School in Cambridge, Massachusetts, United States

The John M. Tobin Montessori School is a public Montessori school in Cambridge, Massachusetts. An elementary school, it is a part of the Cambridge Public School District. In February 2015 it was named by the American Montessori Society as the first district-level (non charter school), fully accredited, public Montessori school in the United States. The administration, faculty and staff had to spend years rewriting much of the curriculum to comply with the Massachusetts state requirements while creating the distinct, hands-on, multi-sensorial learning environment required by the American Montessori Society.

== History ==
The Tobin School opened in the fall of 1971, named after John M. Tobin who was a school superintendent in Cambridge. The Tobin School replaced the Russell School which was located on Grozier Road. The Tobin's playground is called Father Callahan park which predates the school. The building was designed by the Italian modernist architect Pietro Belluschi, Dean of the MIT School of Architecture from 1951 to 1965. Quite a bit of development was happening in West Cambridge at the time of its opening including the high rise apartments, Rindge Towers and the Walden Square apartments. The school was quickly filled to capacity. At one time it held 700 students.

In the early years, the Tobin School established the Project Follow Through program which attracted students from the successful Head Start Program. The Head Start Program gives lower income pre-school and kindergarten students some enhanced early instruction and intervention. Project Follow Through built upon that instruction while mixing the students with middle and upper income students. Later the Tobin School instituted another magnet program called, "The School of the Future." This program was an early experiment in integrating computer technology in the classroom environment. These two magnet schools worked parallel to the traditional classrooms until it became clear that computer integration was happening in all classrooms.

* * * * * * * * *

TO DO →
(a) In the records below, convert the stretch from the line containing "79, 521, 90]" through the line containing "659, 396, 673]" into a JSON list of strings, one string per line, leaving out blank lines.
(b) Carry on the text about the Tobin Montessori School from where it stops.

Element and region listings →
* * * * * * * * *

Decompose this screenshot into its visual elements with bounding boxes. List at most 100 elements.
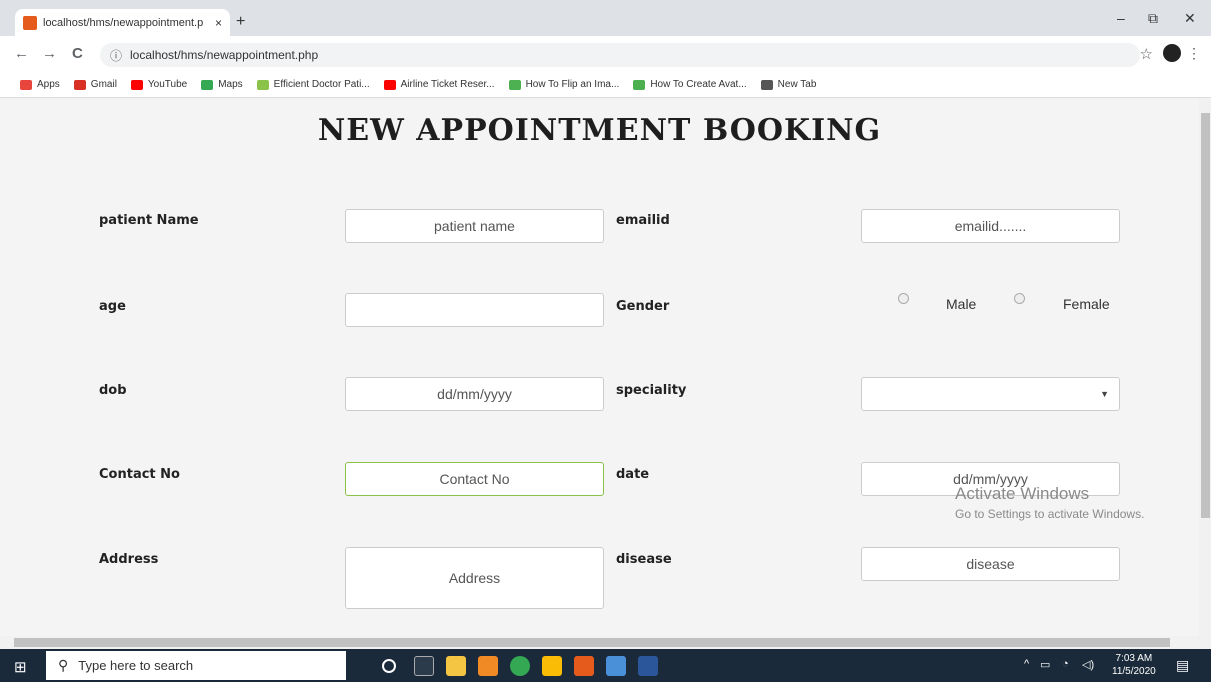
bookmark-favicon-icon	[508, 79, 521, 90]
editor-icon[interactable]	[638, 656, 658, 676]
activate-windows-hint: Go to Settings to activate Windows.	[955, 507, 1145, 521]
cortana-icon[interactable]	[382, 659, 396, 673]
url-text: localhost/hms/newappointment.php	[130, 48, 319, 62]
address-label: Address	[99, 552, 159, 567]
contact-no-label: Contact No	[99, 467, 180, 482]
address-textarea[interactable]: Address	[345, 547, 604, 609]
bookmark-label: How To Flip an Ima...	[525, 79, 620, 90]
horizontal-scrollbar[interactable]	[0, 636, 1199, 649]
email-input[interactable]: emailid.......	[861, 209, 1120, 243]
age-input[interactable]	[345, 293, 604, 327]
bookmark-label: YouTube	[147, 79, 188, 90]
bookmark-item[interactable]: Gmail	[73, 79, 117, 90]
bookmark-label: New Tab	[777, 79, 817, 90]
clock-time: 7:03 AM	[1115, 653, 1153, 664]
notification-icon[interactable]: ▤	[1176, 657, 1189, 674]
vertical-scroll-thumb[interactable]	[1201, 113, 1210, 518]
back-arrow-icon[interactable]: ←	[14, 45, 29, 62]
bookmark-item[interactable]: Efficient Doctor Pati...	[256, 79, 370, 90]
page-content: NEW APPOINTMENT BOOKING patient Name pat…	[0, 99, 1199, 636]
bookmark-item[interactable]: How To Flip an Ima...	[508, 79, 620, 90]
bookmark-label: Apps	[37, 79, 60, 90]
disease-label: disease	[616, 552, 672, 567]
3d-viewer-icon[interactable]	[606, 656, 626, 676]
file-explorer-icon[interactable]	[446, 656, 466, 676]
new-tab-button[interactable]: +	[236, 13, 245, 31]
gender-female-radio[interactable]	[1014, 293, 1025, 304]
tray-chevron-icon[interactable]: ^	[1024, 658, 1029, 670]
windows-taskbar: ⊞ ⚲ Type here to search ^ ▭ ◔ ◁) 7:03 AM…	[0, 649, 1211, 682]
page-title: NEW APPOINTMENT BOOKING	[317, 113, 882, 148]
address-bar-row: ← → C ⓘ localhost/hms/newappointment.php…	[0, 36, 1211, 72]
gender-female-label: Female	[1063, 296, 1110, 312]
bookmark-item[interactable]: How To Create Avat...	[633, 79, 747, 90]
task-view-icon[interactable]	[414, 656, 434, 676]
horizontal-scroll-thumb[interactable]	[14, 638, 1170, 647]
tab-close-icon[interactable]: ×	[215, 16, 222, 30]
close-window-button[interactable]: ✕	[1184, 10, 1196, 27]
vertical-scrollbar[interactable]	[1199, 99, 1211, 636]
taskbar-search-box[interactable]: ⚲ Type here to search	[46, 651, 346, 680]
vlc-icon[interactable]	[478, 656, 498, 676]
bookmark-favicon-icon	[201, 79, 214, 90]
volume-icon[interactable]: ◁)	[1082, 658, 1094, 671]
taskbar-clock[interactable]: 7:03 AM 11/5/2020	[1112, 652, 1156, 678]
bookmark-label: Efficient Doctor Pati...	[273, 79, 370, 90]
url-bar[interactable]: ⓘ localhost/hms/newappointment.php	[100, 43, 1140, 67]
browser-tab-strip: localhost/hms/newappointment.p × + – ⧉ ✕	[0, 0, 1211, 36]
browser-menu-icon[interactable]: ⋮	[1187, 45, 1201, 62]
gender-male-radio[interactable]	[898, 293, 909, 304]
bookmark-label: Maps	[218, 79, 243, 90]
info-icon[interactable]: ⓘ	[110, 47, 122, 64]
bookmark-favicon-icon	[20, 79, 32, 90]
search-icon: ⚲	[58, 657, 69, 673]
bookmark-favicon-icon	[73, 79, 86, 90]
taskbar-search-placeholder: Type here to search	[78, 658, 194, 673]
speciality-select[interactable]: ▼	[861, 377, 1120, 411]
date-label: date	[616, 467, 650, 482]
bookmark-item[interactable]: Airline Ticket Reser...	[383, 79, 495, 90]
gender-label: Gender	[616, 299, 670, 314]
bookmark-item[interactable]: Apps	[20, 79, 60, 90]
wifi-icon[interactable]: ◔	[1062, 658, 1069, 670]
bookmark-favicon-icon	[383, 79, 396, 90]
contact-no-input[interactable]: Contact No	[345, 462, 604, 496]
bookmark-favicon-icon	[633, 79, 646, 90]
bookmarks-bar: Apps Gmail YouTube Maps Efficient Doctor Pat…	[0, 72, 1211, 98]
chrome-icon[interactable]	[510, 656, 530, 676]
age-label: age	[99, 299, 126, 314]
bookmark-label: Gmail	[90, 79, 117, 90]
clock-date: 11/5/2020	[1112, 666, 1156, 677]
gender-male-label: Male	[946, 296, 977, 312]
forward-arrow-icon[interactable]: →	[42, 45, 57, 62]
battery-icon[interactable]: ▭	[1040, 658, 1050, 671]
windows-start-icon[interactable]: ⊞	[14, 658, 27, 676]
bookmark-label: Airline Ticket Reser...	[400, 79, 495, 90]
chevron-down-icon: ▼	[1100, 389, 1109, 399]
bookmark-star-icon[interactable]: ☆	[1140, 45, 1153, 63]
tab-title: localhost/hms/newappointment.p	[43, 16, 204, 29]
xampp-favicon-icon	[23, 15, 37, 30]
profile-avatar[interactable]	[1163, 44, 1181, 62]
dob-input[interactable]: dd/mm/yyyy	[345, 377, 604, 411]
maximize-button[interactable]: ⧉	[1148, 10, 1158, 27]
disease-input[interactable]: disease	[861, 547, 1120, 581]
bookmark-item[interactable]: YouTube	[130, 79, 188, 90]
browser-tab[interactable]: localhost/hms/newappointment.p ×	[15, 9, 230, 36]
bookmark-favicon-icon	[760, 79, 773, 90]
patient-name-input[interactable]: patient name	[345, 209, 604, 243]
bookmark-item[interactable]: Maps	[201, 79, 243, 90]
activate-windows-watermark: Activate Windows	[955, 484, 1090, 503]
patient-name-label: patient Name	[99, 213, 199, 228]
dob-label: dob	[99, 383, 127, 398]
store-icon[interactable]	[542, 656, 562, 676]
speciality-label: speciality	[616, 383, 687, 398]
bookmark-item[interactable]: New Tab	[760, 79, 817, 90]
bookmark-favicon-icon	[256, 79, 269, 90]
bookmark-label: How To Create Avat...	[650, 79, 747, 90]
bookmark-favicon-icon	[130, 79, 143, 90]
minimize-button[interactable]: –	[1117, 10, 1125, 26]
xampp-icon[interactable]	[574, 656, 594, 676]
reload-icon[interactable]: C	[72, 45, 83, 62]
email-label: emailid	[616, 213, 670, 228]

* * * * * * * * *

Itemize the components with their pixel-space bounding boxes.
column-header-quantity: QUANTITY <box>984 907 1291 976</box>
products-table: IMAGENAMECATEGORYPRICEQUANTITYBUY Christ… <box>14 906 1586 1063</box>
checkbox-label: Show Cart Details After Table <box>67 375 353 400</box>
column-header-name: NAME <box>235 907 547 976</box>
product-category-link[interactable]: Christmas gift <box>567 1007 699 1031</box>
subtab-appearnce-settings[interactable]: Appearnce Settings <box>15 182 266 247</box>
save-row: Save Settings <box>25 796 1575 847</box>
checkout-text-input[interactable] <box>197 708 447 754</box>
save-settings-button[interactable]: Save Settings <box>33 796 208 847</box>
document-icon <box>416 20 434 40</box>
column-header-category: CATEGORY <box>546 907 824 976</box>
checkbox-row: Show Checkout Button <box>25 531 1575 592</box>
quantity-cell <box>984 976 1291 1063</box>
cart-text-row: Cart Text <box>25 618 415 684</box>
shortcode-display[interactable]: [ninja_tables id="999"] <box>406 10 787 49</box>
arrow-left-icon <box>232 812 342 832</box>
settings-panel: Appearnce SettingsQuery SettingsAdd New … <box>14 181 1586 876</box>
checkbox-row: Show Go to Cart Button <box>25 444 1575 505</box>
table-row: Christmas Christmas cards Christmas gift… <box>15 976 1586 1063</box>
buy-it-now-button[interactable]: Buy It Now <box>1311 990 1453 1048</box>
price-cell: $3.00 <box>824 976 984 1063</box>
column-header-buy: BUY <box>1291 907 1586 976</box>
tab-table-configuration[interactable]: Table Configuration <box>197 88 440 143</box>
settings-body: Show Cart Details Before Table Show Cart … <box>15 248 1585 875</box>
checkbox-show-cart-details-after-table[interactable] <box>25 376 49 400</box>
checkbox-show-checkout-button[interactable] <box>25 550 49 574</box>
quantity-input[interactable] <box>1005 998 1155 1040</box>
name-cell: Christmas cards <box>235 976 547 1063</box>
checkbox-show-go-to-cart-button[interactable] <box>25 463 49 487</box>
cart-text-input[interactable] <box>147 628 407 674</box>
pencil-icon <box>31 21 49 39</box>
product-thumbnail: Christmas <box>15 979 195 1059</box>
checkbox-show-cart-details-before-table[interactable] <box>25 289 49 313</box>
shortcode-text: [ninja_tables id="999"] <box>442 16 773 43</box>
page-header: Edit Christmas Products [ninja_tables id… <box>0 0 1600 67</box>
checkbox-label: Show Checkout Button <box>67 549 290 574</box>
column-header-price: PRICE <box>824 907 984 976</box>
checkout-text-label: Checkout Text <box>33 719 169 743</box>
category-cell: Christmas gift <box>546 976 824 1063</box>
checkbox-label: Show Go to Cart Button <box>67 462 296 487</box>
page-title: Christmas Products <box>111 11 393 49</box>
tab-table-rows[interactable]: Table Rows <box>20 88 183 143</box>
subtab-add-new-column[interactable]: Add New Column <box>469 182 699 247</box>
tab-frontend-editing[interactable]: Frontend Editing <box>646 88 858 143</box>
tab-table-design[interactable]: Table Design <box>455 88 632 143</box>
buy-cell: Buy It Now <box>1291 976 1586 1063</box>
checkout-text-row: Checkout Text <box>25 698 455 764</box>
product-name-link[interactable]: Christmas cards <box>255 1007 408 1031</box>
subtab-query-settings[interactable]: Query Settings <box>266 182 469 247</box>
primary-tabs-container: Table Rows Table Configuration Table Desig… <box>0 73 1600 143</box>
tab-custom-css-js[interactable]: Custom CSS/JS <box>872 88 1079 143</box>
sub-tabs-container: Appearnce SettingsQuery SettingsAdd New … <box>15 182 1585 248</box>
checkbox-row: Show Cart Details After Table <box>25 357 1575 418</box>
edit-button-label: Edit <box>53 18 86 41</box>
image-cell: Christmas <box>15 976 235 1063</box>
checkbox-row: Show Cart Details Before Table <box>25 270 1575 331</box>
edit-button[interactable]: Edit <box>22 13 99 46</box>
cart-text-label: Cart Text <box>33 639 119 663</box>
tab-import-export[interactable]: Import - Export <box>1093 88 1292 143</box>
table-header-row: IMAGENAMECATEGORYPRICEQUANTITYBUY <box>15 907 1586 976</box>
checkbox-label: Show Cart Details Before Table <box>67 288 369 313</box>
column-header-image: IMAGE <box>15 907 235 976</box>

* * * * * * * * *

RESULTS FOR THE EXERCISE →
(a)
[
  "bookmark-favicon-icon\t[508, 79, 521, 90]",
  "editor-icon[interactable]\t[638, 656, 658, 676]",
  "activate-windows-hint: Go to Settings to activate Windows.\t[955, 507, 1145, 521]",
  "cortana-icon[interactable]\t[382, 659, 396, 673]"
]

(b)
The Tobin School for a time became one of the least chosen schools in the "Controlled Choice" Cambridge lottery system and was under performing in the math and language testing. Although the lower grades were doing well, the upper grades had as few as 11 students in each grade. Up until this time the school taught grades Kindergarten through eighth grade. In 2005, Dr. Thomas D. Fowler-Finn, Superintendent of the Cambridge Public Schools, set in motion the transition of the Tobin into a Montessori School. The first Tobin Montessori Children's House School started in 2008. At this time the school began to accept three, four and five-year-old students into the new Children's House classrooms. Each year as these first students progressed, the Montessori School grew. In the 2012–2013 school year the first Tobin Montessori School finished the 5th grade. By this time the school became one of the top choices in the Controlled Choice lottery system. The School Committee voted to change the Controlled Choice lottery system so that the Tobin School and the Spanish language immersion Amigos School, another popular school, did not give priority to families that live in the neighbourhoods closest to the school. That same year, the Innovation Agenda created the Darby Vassall Upper School (DVUS), which had people from sixth through eighth from Tobin, Graham and Parks and Haggerty. DVUS is now a separate entity sharing the building with the Tobin Montessori school, principally on the second floor of the building.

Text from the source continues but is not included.